Extracted records:
-*-*-

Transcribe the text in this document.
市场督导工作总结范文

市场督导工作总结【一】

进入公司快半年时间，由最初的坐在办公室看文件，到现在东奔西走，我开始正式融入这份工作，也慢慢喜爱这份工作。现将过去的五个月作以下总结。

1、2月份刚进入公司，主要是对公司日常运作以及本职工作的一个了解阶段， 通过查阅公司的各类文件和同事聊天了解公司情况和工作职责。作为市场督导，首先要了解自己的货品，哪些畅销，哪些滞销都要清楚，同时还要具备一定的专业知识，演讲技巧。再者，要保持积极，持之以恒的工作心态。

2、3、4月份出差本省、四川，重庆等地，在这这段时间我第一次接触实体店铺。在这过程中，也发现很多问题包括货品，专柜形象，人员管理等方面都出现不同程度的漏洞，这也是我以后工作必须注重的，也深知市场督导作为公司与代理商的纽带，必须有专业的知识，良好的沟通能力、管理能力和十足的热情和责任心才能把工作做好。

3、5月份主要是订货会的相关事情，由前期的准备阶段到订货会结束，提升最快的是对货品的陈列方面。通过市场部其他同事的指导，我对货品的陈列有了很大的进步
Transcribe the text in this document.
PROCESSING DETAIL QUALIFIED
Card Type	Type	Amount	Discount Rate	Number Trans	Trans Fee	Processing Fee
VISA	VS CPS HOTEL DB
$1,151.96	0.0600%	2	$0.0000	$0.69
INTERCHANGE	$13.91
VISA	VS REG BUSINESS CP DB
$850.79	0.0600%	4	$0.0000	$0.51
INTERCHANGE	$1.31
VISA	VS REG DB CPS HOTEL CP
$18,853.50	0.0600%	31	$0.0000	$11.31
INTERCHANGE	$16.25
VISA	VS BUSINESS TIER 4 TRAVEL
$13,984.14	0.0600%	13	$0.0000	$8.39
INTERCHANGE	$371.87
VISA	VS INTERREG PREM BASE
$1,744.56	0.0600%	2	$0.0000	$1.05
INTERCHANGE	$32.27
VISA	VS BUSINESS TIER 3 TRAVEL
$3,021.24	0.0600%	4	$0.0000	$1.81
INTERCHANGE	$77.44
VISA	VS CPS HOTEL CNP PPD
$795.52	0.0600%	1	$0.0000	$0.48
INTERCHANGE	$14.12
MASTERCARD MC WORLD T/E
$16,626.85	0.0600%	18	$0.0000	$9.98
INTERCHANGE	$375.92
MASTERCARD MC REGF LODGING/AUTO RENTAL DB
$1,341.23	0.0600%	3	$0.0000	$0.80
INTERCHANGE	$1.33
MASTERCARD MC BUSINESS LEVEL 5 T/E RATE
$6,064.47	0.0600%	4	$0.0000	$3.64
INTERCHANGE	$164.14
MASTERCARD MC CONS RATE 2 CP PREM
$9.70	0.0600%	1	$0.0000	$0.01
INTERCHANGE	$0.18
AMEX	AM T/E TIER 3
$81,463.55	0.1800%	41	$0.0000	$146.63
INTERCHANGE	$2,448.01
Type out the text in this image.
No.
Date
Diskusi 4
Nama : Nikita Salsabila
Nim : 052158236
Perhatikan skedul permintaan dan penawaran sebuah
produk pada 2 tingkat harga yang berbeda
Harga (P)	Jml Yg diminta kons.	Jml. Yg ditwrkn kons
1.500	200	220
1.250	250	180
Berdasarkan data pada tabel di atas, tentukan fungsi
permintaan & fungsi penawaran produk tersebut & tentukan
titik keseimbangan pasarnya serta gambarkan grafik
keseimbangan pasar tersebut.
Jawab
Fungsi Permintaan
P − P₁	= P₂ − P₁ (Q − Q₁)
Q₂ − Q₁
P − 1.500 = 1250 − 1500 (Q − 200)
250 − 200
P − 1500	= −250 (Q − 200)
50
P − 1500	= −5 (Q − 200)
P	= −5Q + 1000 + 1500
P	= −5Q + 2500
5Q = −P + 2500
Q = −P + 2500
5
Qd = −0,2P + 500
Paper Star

-*-*-

TASK OBJECTIVE
Count the lines above that contain the word "INTERCHANGE", and give only that number.

RESULT OF THIS EXERCISE
12